Data for processing –
++++++++++++++++++++

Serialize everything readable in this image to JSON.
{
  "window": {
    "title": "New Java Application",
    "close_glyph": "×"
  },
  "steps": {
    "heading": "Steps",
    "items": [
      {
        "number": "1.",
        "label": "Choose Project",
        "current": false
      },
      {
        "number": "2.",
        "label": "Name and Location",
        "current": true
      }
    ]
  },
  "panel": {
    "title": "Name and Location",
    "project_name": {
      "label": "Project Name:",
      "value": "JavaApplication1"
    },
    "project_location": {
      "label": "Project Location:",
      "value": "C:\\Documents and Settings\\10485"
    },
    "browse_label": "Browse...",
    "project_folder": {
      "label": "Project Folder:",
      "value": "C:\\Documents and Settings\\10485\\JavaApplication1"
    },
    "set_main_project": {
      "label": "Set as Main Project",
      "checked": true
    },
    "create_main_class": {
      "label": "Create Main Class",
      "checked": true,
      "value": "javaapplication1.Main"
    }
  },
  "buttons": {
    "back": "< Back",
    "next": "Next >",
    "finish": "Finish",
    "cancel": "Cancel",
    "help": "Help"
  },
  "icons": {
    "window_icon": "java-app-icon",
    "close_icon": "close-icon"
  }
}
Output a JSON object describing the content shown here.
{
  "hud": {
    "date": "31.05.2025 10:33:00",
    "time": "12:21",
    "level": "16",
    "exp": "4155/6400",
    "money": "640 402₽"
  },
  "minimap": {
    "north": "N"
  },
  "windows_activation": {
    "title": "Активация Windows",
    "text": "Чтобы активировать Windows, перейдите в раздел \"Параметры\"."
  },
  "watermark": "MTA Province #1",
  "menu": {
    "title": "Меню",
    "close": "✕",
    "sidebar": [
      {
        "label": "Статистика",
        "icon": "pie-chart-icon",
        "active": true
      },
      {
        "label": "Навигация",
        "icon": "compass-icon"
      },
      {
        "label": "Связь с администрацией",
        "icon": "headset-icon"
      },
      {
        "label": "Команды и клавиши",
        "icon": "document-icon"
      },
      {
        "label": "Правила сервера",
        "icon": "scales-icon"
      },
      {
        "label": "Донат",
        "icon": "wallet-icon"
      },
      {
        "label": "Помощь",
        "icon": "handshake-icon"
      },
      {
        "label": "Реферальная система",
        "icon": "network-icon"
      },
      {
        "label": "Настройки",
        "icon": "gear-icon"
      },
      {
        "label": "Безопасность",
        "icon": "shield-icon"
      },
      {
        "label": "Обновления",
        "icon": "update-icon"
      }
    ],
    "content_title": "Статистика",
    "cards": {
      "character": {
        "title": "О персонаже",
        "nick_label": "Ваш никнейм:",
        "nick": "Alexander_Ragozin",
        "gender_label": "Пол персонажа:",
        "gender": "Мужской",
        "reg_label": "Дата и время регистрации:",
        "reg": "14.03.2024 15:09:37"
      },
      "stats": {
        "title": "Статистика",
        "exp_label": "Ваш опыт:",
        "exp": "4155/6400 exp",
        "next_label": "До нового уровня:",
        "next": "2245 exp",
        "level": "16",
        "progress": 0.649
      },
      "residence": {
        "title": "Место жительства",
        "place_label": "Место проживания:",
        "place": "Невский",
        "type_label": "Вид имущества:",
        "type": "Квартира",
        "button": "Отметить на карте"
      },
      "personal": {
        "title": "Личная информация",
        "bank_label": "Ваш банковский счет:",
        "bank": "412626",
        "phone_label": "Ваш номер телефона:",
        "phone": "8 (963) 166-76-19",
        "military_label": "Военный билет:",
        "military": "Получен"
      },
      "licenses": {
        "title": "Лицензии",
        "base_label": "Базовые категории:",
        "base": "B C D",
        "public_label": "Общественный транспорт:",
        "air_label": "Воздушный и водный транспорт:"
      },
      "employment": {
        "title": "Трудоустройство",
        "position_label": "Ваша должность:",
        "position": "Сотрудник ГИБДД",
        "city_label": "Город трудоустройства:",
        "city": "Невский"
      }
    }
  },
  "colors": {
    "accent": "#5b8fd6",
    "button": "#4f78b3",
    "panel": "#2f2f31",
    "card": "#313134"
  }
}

++++++++++++++++++++

Exercise goal – Write out the full listing exactly as given.

Solution to this task –
Serialize everything readable in this image to JSON.
{
  "window": {
    "title": "New Java Application",
    "close_glyph": "×"
  },
  "steps": {
    "heading": "Steps",
    "items": [
      {
        "number": "1.",
        "label": "Choose Project",
        "current": false
      },
      {
        "number": "2.",
        "label": "Name and Location",
        "current": true
      }
    ]
  },
  "panel": {
    "title": "Name and Location",
    "project_name": {
      "label": "Project Name:",
      "value": "JavaApplication1"
    },
    "project_location": {
      "label": "Project Location:",
      "value": "C:\\Documents and Settings\\10485"
    },
    "browse_label": "Browse...",
    "project_folder": {
      "label": "Project Folder:",
      "value": "C:\\Documents and Settings\\10485\\JavaApplication1"
    },
    "set_main_project": {
      "label": "Set as Main Project",
      "checked": true
    },
    "create_main_class": {
      "label": "Create Main Class",
      "checked": true,
      "value": "javaapplication1.Main"
    }
  },
  "buttons": {
    "back": "< Back",
    "next": "Next >",
    "finish": "Finish",
    "cancel": "Cancel",
    "help": "Help"
  },
  "icons": {
    "window_icon": "java-app-icon",
    "close_icon": "close-icon"
  }
}
Output a JSON object describing the content shown here.
{
  "hud": {
    "date": "31.05.2025 10:33:00",
    "time": "12:21",
    "level": "16",
    "exp": "4155/6400",
    "money": "640 402₽"
  },
  "minimap": {
    "north": "N"
  },
  "windows_activation": {
    "title": "Активация Windows",
    "text": "Чтобы активировать Windows, перейдите в раздел \"Параметры\"."
  },
  "watermark": "MTA Province #1",
  "menu": {
    "title": "Меню",
    "close": "✕",
    "sidebar": [
      {
        "label": "Статистика",
        "icon": "pie-chart-icon",
        "active": true
      },
      {
        "label": "Навигация",
        "icon": "compass-icon"
      },
      {
        "label": "Связь с администрацией",
        "icon": "headset-icon"
      },
      {
        "label": "Команды и клавиши",
        "icon": "document-icon"
      },
      {
        "label": "Правила сервера",
        "icon": "scales-icon"
      },
      {
        "label": "Донат",
        "icon": "wallet-icon"
      },
      {
        "label": "Помощь",
        "icon": "handshake-icon"
      },
      {
        "label": "Реферальная система",
        "icon": "network-icon"
      },
      {
        "label": "Настройки",
        "icon": "gear-icon"
      },
      {
        "label": "Безопасность",
        "icon": "shield-icon"
      },
      {
        "label": "Обновления",
        "icon": "update-icon"
      }
    ],
    "content_title": "Статистика",
    "cards": {
      "character": {
        "title": "О персонаже",
        "nick_label": "Ваш никнейм:",
        "nick": "Alexander_Ragozin",
        "gender_label": "Пол персонажа:",
        "gender": "Мужской",
        "reg_label": "Дата и время регистрации:",
        "reg": "14.03.2024 15:09:37"
      },
      "stats": {
        "title": "Статистика",
        "exp_label": "Ваш опыт:",
        "exp": "4155/6400 exp",
        "next_label": "До нового уровня:",
        "next": "2245 exp",
        "level": "16",
        "progress": 0.649
      },
      "residence": {
        "title": "Место жительства",
        "place_label": "Место проживания:",
        "place": "Невский",
        "type_label": "Вид имущества:",
        "type": "Квартира",
        "button": "Отметить на карте"
      },
      "personal": {
        "title": "Личная информация",
        "bank_label": "Ваш банковский счет:",
        "bank": "412626",
        "phone_label": "Ваш номер телефона:",
        "phone": "8 (963) 166-76-19",
        "military_label": "Военный билет:",
        "military": "Получен"
      },
      "licenses": {
        "title": "Лицензии",
        "base_label": "Базовые категории:",
        "base": "B C D",
        "public_label": "Общественный транспорт:",
        "air_label": "Воздушный и водный транспорт:"
      },
      "employment": {
        "title": "Трудоустройство",
        "position_label": "Ваша должность:",
        "position": "Сотрудник ГИБДД",
        "city_label": "Город трудоустройства:",
        "city": "Невский"
      }
    }
  },
  "colors": {
    "accent": "#5b8fd6",
    "button": "#4f78b3",
    "panel": "#2f2f31",
    "card": "#313134"
  }
}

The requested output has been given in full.